Find how many lines hold the word "sama". Give only the number.

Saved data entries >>
-*-
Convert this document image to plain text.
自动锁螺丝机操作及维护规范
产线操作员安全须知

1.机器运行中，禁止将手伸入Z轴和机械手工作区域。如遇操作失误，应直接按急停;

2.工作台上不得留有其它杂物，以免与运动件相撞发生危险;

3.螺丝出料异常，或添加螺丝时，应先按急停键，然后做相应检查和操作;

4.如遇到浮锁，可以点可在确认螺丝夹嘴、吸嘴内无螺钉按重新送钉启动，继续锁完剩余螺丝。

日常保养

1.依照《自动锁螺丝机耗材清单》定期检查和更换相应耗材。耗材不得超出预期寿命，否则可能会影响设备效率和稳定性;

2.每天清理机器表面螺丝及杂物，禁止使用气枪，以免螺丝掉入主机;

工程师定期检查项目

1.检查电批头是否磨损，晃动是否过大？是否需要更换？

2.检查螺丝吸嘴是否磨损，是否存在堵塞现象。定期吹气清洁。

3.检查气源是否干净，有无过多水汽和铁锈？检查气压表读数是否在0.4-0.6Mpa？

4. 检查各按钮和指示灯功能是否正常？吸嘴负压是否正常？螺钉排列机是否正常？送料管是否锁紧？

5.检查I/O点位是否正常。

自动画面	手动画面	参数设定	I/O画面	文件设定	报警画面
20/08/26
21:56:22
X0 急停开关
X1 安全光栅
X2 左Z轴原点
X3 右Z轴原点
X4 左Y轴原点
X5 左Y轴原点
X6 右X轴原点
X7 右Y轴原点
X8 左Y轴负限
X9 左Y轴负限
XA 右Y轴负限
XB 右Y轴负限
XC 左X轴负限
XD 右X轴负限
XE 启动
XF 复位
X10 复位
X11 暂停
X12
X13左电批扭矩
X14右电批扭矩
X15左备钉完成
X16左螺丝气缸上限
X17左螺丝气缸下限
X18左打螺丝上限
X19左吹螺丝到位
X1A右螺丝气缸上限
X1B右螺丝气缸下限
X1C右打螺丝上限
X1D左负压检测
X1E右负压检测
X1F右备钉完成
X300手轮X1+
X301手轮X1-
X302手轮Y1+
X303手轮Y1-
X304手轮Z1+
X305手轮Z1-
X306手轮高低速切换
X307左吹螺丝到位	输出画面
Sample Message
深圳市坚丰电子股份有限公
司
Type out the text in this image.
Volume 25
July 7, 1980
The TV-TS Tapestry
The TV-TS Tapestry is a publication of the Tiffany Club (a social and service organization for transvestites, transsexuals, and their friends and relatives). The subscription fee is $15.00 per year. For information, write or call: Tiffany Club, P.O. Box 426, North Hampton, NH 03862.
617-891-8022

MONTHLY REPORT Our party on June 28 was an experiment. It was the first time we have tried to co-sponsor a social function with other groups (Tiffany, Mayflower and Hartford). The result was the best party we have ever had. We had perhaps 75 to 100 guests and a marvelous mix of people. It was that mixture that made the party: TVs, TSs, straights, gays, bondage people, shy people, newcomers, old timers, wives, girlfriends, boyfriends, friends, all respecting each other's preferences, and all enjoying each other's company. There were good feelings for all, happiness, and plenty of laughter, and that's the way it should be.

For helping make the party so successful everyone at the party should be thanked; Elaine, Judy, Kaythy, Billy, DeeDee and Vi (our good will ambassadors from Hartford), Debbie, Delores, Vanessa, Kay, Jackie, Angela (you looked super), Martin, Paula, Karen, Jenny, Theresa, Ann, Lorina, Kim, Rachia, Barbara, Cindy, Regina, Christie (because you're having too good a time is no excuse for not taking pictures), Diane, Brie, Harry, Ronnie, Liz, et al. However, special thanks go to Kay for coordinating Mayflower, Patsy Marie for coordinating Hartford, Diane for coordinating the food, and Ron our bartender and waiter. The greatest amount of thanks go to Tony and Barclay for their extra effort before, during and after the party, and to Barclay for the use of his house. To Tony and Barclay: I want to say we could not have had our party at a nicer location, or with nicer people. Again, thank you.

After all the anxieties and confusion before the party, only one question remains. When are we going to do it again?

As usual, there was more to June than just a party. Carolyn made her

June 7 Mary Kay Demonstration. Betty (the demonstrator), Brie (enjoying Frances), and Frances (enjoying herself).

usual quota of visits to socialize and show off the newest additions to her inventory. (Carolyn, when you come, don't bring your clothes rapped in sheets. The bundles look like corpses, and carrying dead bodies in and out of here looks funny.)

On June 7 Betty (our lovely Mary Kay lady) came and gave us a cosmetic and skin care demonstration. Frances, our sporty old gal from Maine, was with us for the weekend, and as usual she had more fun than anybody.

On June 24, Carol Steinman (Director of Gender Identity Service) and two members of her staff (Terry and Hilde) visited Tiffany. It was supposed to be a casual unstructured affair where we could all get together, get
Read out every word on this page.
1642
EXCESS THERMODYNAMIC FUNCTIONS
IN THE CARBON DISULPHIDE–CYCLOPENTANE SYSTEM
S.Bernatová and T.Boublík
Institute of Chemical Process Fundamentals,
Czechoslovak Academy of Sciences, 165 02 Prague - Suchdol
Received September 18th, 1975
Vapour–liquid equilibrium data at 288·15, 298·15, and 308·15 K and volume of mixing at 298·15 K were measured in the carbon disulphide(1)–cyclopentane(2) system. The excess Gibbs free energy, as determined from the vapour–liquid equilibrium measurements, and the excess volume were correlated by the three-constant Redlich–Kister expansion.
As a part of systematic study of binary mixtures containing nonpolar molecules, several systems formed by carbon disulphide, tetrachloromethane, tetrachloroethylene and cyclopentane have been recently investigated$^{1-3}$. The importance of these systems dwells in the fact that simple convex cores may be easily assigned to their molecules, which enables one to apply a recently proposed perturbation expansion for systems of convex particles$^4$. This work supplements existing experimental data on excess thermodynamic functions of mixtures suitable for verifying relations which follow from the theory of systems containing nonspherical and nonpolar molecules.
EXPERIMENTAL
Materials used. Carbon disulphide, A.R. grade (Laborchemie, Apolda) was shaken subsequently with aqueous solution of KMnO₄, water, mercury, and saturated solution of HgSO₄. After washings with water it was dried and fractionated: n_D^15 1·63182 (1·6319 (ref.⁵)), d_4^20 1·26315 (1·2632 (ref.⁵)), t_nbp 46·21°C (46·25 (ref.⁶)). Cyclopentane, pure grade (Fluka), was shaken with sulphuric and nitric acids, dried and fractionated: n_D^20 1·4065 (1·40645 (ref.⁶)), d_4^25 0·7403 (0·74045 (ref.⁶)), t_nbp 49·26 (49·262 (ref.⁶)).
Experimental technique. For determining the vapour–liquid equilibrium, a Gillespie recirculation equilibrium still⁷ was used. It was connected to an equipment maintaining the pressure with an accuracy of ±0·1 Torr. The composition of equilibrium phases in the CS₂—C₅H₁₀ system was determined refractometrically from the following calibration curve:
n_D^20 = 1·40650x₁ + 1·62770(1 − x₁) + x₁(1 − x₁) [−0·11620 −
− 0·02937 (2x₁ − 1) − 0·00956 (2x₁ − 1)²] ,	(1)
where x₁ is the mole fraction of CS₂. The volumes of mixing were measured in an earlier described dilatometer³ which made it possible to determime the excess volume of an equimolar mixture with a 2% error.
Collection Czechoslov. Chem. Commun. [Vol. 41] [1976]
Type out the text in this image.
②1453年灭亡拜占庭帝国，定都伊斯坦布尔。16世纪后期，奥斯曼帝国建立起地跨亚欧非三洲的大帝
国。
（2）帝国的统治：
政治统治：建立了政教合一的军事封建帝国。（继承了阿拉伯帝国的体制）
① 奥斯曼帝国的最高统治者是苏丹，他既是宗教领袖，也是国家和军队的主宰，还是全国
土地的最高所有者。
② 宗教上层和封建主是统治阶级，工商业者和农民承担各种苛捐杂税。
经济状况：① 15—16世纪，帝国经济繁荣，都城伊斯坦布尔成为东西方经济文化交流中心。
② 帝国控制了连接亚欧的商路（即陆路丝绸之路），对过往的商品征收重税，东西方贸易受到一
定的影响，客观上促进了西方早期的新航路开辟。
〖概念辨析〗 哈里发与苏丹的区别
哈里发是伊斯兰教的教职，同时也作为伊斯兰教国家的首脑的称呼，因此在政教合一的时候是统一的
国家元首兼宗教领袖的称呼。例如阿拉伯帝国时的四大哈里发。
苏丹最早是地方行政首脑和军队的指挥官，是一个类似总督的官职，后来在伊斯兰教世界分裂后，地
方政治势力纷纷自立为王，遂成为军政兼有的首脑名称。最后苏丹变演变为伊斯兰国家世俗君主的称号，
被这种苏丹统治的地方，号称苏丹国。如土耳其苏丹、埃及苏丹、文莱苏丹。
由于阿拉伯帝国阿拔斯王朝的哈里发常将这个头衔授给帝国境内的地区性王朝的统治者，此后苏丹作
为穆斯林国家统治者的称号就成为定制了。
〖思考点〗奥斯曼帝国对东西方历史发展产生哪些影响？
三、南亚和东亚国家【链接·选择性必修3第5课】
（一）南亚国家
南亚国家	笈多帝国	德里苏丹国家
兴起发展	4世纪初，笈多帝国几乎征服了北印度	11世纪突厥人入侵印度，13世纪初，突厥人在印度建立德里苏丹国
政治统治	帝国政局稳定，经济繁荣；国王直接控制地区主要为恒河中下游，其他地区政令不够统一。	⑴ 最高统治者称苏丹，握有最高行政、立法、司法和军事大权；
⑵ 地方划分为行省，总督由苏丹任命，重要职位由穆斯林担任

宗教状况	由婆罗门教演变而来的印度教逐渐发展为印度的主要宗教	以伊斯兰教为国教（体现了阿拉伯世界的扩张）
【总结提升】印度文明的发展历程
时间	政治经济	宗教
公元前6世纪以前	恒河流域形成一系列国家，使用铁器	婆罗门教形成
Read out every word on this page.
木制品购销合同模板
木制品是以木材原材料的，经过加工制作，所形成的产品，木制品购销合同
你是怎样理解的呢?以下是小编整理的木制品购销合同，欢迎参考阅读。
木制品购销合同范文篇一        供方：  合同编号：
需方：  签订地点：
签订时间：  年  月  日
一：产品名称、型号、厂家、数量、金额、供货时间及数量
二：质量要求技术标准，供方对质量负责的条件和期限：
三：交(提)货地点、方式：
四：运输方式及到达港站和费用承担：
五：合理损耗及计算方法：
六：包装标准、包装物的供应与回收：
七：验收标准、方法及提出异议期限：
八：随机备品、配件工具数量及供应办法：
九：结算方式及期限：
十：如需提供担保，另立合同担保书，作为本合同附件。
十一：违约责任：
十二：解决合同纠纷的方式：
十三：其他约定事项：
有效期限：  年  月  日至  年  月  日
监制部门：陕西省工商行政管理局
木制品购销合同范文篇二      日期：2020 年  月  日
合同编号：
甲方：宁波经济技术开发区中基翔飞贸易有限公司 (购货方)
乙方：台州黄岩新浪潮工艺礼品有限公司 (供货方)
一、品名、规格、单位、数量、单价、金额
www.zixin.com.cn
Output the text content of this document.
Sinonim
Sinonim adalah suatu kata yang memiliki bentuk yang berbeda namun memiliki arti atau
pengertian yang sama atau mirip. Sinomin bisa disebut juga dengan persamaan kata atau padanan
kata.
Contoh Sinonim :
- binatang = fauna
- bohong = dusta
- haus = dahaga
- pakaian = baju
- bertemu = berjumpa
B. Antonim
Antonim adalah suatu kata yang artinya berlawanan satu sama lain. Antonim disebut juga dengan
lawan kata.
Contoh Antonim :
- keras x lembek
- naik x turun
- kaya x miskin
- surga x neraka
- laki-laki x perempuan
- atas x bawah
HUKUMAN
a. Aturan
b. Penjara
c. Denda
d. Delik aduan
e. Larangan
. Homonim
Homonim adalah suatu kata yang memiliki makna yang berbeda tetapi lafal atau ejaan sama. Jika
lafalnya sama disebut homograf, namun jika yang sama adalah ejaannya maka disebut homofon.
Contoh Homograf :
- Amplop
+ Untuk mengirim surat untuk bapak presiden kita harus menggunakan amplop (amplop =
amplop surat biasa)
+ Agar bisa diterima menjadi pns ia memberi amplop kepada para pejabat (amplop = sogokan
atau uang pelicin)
-*-
Solution to this problem >> 4